▸ **Exercise objective**:
The entries below should be quoted exactly, with no pictures carried over.

▸ **Records for the task**:
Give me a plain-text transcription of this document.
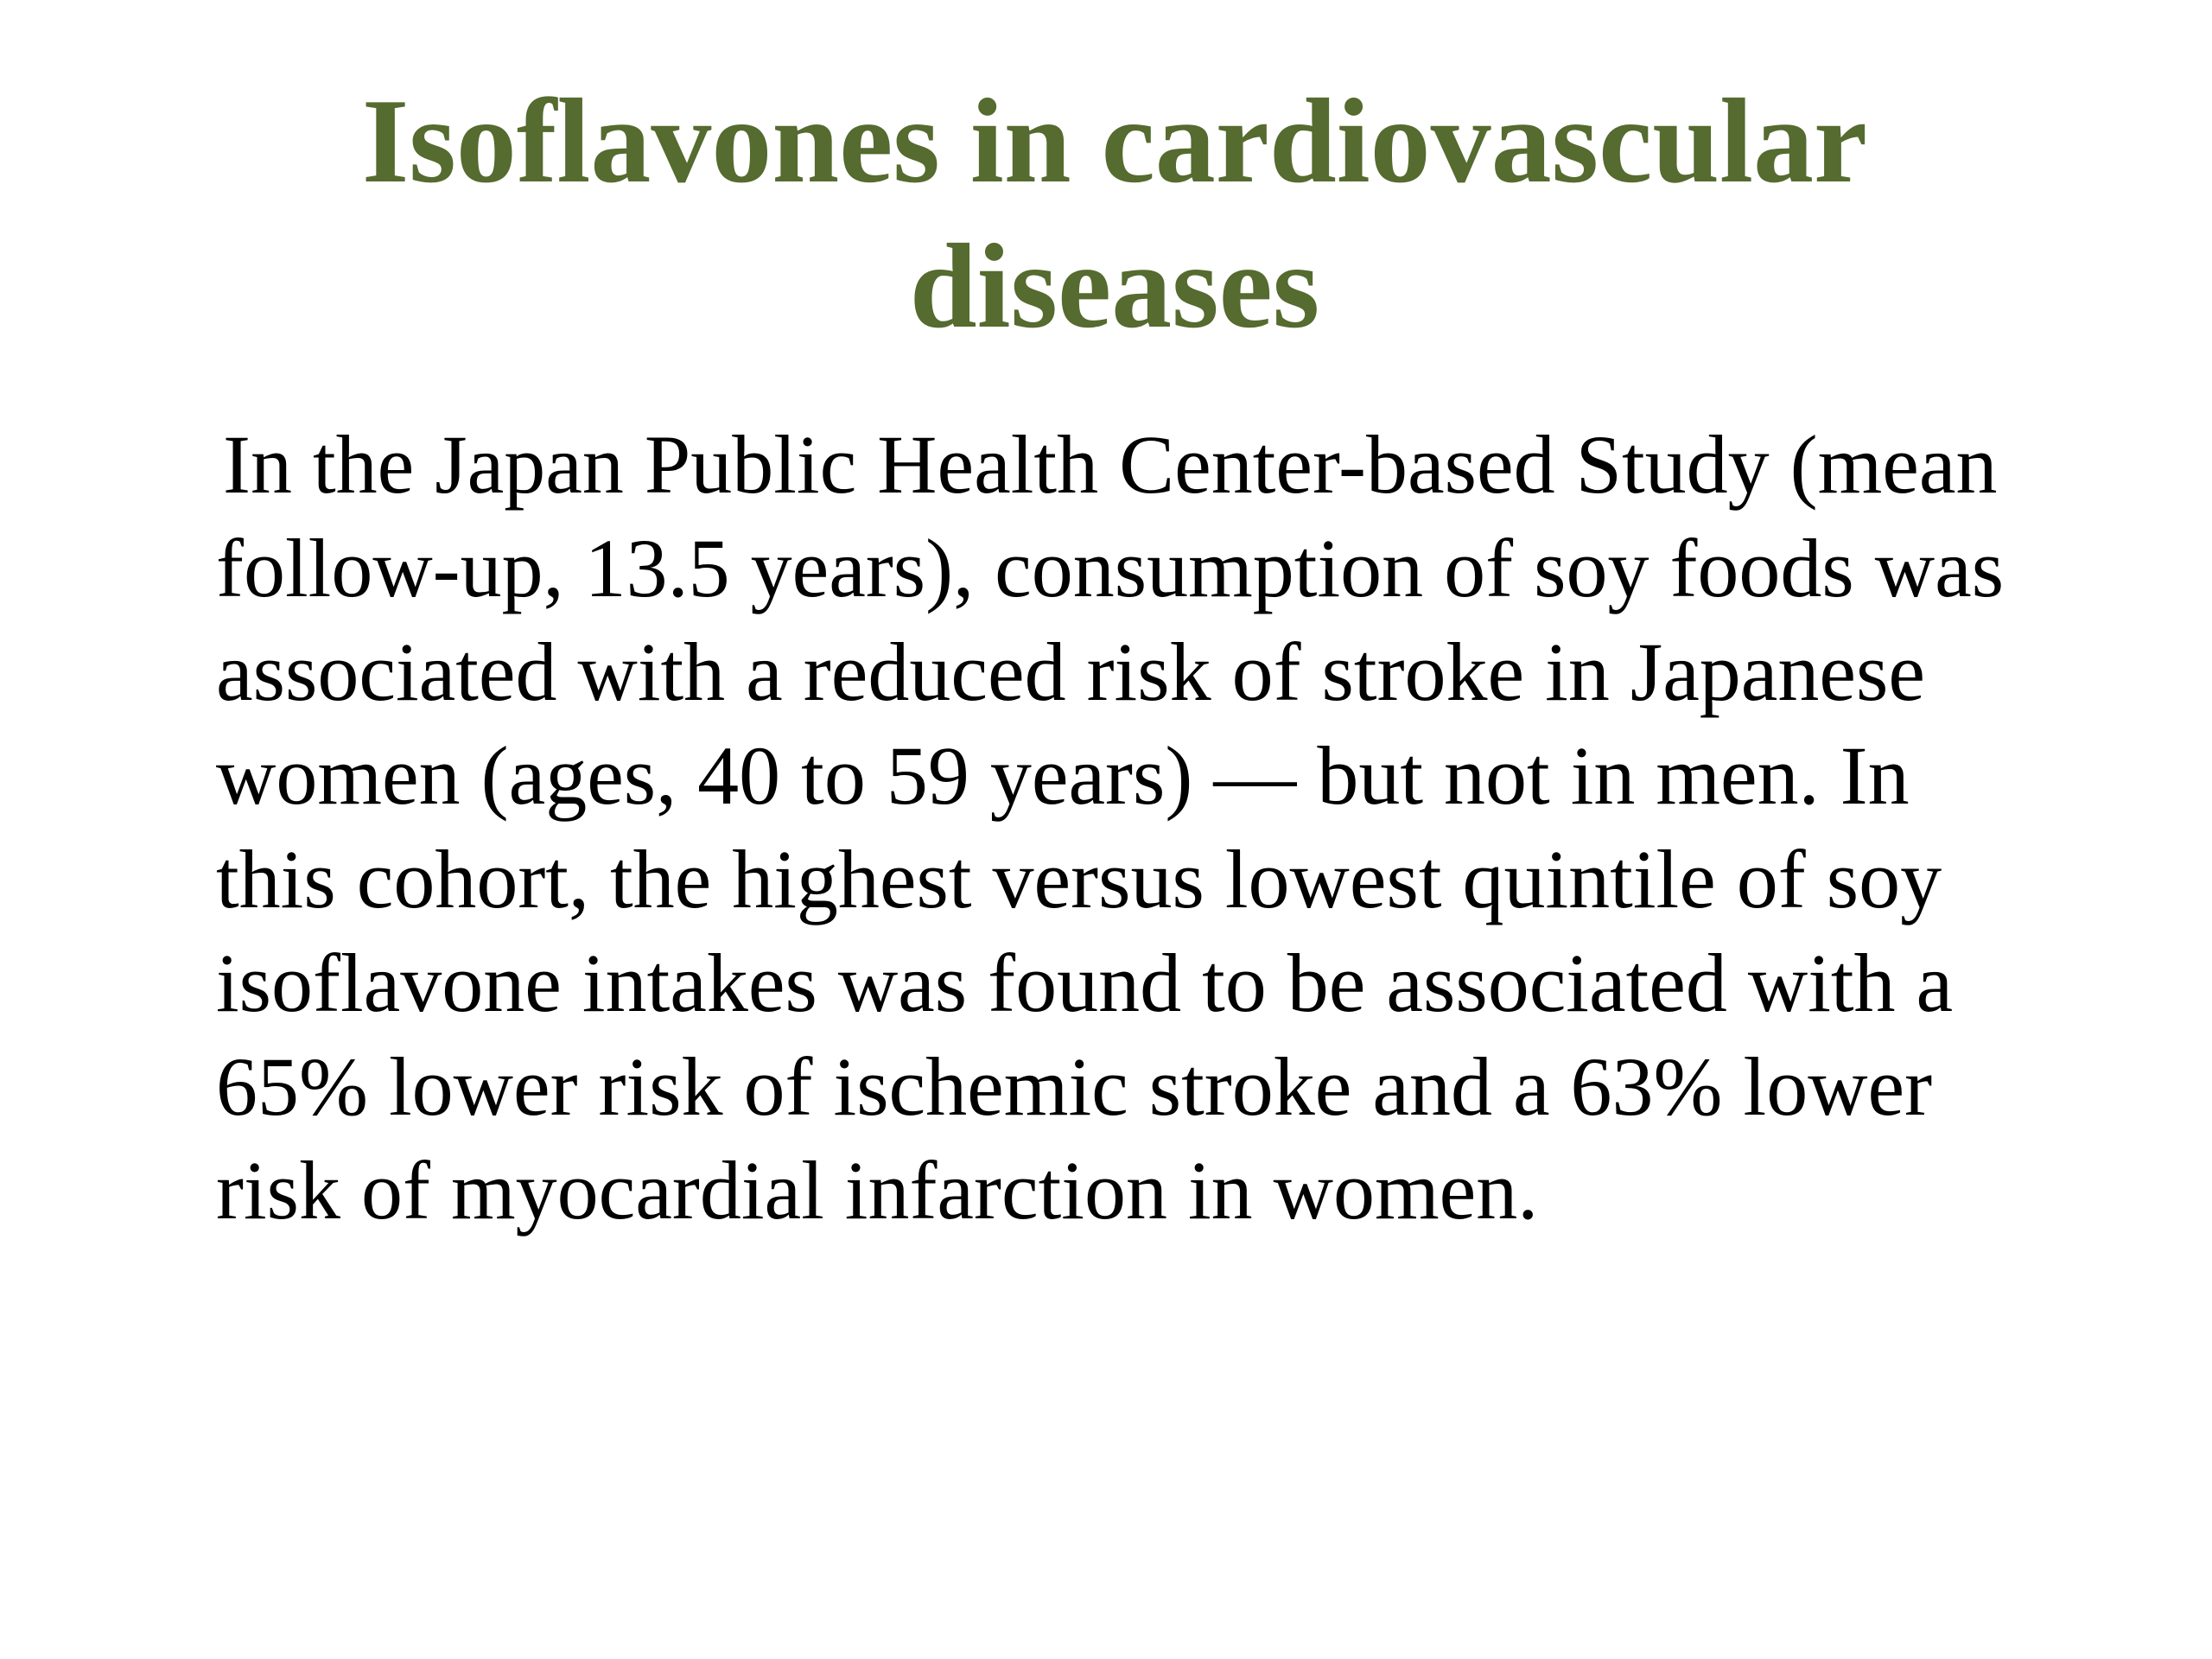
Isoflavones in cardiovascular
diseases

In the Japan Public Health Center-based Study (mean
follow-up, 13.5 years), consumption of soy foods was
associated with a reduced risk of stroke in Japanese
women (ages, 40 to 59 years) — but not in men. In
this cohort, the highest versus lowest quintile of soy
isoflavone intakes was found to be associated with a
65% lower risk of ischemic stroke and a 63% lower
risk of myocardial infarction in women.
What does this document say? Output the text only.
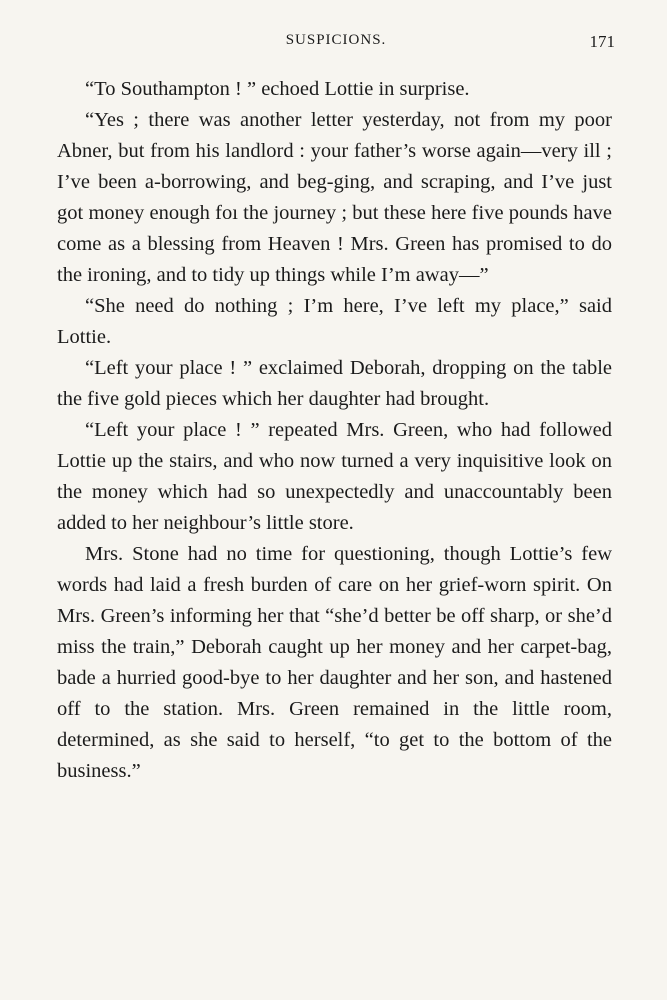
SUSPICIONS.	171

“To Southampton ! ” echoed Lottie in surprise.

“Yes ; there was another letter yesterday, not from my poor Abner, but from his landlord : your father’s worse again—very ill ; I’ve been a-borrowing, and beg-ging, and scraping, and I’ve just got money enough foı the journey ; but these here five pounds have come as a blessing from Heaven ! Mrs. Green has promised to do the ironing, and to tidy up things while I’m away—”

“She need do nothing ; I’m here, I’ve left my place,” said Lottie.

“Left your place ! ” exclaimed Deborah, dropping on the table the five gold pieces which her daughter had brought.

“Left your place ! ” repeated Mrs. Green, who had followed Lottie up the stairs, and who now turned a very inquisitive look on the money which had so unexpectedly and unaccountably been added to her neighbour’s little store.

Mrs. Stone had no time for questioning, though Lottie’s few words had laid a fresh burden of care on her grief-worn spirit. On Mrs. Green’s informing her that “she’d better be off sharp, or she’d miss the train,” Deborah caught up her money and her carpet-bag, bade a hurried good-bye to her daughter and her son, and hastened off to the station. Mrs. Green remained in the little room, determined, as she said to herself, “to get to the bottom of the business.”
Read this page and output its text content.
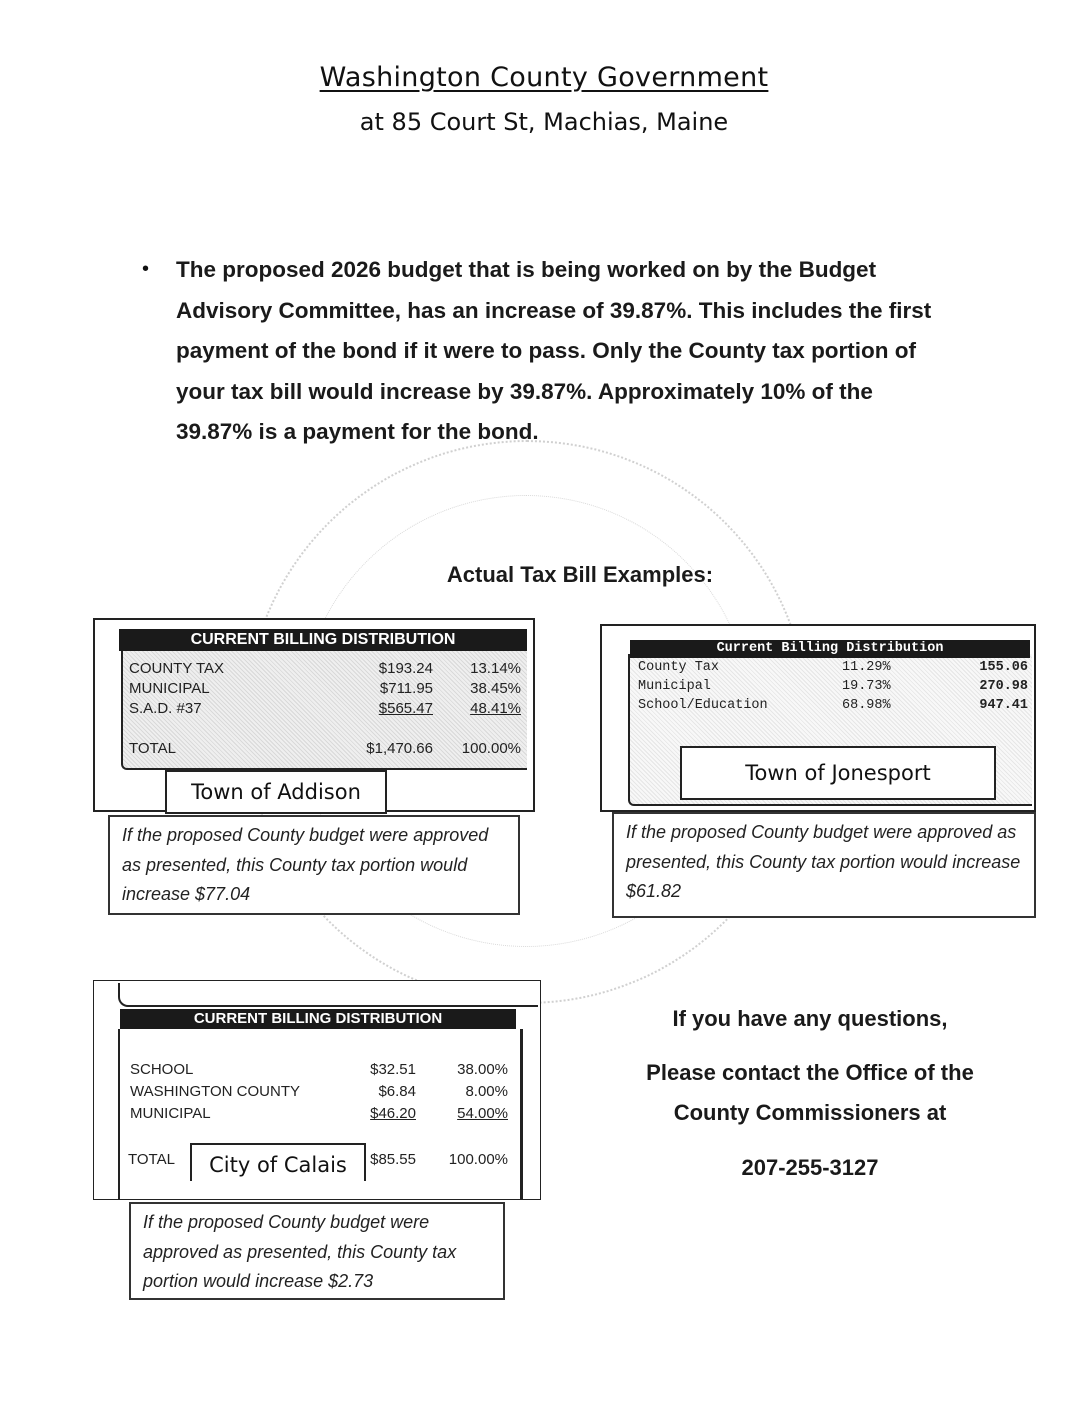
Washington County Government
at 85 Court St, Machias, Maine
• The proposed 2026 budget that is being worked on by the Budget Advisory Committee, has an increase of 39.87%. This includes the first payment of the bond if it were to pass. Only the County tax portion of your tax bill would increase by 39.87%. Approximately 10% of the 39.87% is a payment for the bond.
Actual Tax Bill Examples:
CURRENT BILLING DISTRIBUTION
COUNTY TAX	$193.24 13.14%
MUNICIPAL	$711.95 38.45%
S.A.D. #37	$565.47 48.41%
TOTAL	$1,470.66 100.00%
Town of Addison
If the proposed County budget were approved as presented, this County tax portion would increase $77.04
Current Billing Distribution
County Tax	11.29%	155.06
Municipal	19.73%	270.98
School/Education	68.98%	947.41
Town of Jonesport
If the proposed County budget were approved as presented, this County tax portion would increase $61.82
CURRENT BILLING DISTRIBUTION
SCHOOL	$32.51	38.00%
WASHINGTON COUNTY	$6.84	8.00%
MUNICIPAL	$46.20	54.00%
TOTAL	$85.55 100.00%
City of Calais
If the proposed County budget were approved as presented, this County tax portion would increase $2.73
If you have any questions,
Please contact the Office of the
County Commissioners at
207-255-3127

▸ **Answer to the exercise**:
Give me a plain-text transcription of this document.
Isoflavones in cardiovascular
diseases

In the Japan Public Health Center-based Study (mean
follow-up, 13.5 years), consumption of soy foods was
associated with a reduced risk of stroke in Japanese
women (ages, 40 to 59 years) — but not in men. In
this cohort, the highest versus lowest quintile of soy
isoflavone intakes was found to be associated with a
65% lower risk of ischemic stroke and a 63% lower
risk of myocardial infarction in women.
What does this document say? Output the text only.
SUSPICIONS.	171

“To Southampton ! ” echoed Lottie in surprise.

“Yes ; there was another letter yesterday, not from my poor Abner, but from his landlord : your father’s worse again—very ill ; I’ve been a-borrowing, and beg-ging, and scraping, and I’ve just got money enough foı the journey ; but these here five pounds have come as a blessing from Heaven ! Mrs. Green has promised to do the ironing, and to tidy up things while I’m away—”

“She need do nothing ; I’m here, I’ve left my place,” said Lottie.

“Left your place ! ” exclaimed Deborah, dropping on the table the five gold pieces which her daughter had brought.

“Left your place ! ” repeated Mrs. Green, who had followed Lottie up the stairs, and who now turned a very inquisitive look on the money which had so unexpectedly and unaccountably been added to her neighbour’s little store.

Mrs. Stone had no time for questioning, though Lottie’s few words had laid a fresh burden of care on her grief-worn spirit. On Mrs. Green’s informing her that “she’d better be off sharp, or she’d miss the train,” Deborah caught up her money and her carpet-bag, bade a hurried good-bye to her daughter and her son, and hastened off to the station. Mrs. Green remained in the little room, determined, as she said to herself, “to get to the bottom of the business.”
Read this page and output its text content.
Washington County Government
at 85 Court St, Machias, Maine
• The proposed 2026 budget that is being worked on by the Budget Advisory Committee, has an increase of 39.87%. This includes the first payment of the bond if it were to pass. Only the County tax portion of your tax bill would increase by 39.87%. Approximately 10% of the 39.87% is a payment for the bond.
Actual Tax Bill Examples:
CURRENT BILLING DISTRIBUTION
COUNTY TAX	$193.24 13.14%
MUNICIPAL	$711.95 38.45%
S.A.D. #37	$565.47 48.41%
TOTAL	$1,470.66 100.00%
Town of Addison
If the proposed County budget were approved as presented, this County tax portion would increase $77.04
Current Billing Distribution
County Tax	11.29%	155.06
Municipal	19.73%	270.98
School/Education	68.98%	947.41
Town of Jonesport
If the proposed County budget were approved as presented, this County tax portion would increase $61.82
CURRENT BILLING DISTRIBUTION
SCHOOL	$32.51	38.00%
WASHINGTON COUNTY	$6.84	8.00%
MUNICIPAL	$46.20	54.00%
TOTAL	$85.55 100.00%
City of Calais
If the proposed County budget were approved as presented, this County tax portion would increase $2.73
If you have any questions,
Please contact the Office of the
County Commissioners at
207-255-3127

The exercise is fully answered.